Supplied entries
============
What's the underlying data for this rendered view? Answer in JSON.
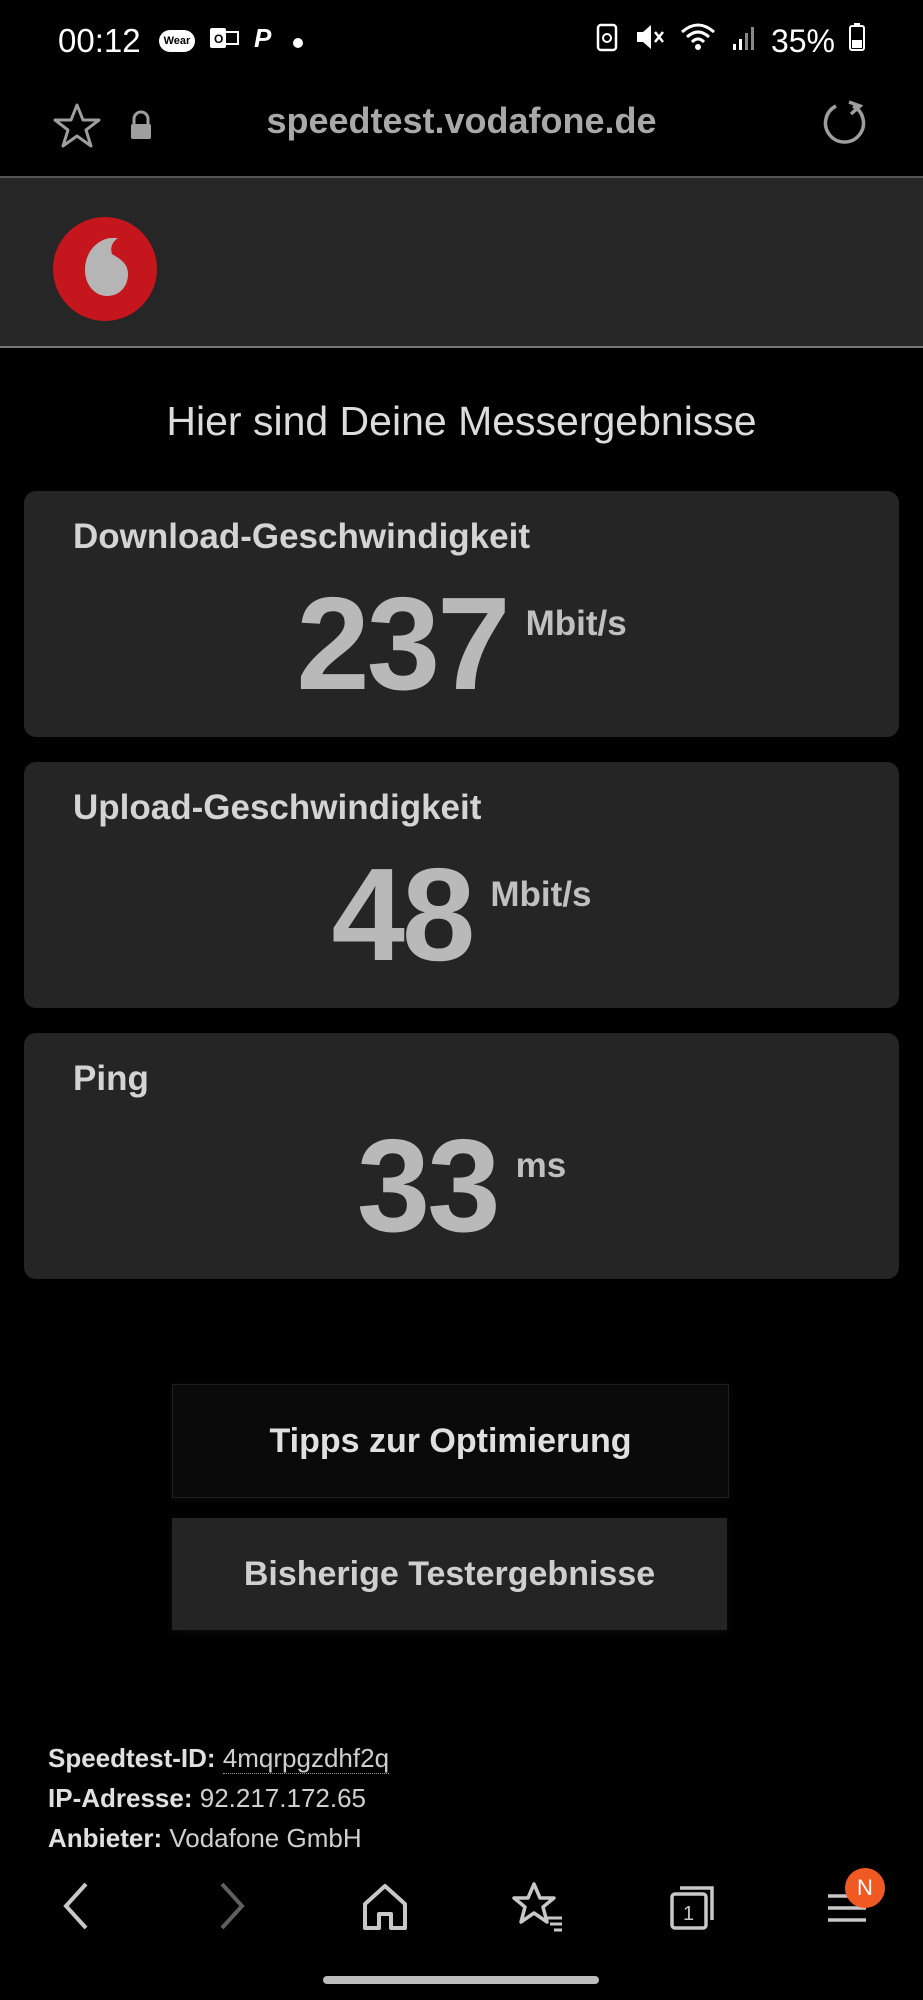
{
  "status_bar": {
    "time": "00:12",
    "wear_label": "Wear",
    "battery": "35%"
  },
  "browser": {
    "url": "speedtest.vodafone.de"
  },
  "brand": {
    "accent_color": "#e60000"
  },
  "page": {
    "title": "Hier sind Deine Messergebnisse"
  },
  "results": [
    {
      "label": "Download-Geschwindigkeit",
      "value": "237",
      "unit": "Mbit/s"
    },
    {
      "label": "Upload-Geschwindigkeit",
      "value": "48",
      "unit": "Mbit/s"
    },
    {
      "label": "Ping",
      "value": "33",
      "unit": "ms"
    }
  ],
  "buttons": {
    "tips": "Tipps zur Optimierung",
    "history": "Bisherige Testergebnisse"
  },
  "info": {
    "id_label": "Speedtest-ID:",
    "id_value": "4mqrpgzdhf2q",
    "ip_label": "IP-Adresse:",
    "ip_value": "92.217.172.65",
    "provider_label": "Anbieter:",
    "provider_value": "Vodafone GmbH"
  },
  "nav": {
    "menu_badge": "N"
  },
  "icons": [
    "star-icon",
    "lock-icon",
    "reload-icon",
    "back-icon",
    "forward-icon",
    "home-icon",
    "bookmarks-icon",
    "tabs-icon",
    "menu-icon"
  ]
}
============
Task requirements
All entries are to be retyped exactly. Omit any embedded images.

Output below
What's the underlying data for this rendered view? Answer in JSON.
{
  "status_bar": {
    "time": "00:12",
    "wear_label": "Wear",
    "battery": "35%"
  },
  "browser": {
    "url": "speedtest.vodafone.de"
  },
  "brand": {
    "accent_color": "#e60000"
  },
  "page": {
    "title": "Hier sind Deine Messergebnisse"
  },
  "results": [
    {
      "label": "Download-Geschwindigkeit",
      "value": "237",
      "unit": "Mbit/s"
    },
    {
      "label": "Upload-Geschwindigkeit",
      "value": "48",
      "unit": "Mbit/s"
    },
    {
      "label": "Ping",
      "value": "33",
      "unit": "ms"
    }
  ],
  "buttons": {
    "tips": "Tipps zur Optimierung",
    "history": "Bisherige Testergebnisse"
  },
  "info": {
    "id_label": "Speedtest-ID:",
    "id_value": "4mqrpgzdhf2q",
    "ip_label": "IP-Adresse:",
    "ip_value": "92.217.172.65",
    "provider_label": "Anbieter:",
    "provider_value": "Vodafone GmbH"
  },
  "nav": {
    "menu_badge": "N"
  },
  "icons": [
    "star-icon",
    "lock-icon",
    "reload-icon",
    "back-icon",
    "forward-icon",
    "home-icon",
    "bookmarks-icon",
    "tabs-icon",
    "menu-icon"
  ]
}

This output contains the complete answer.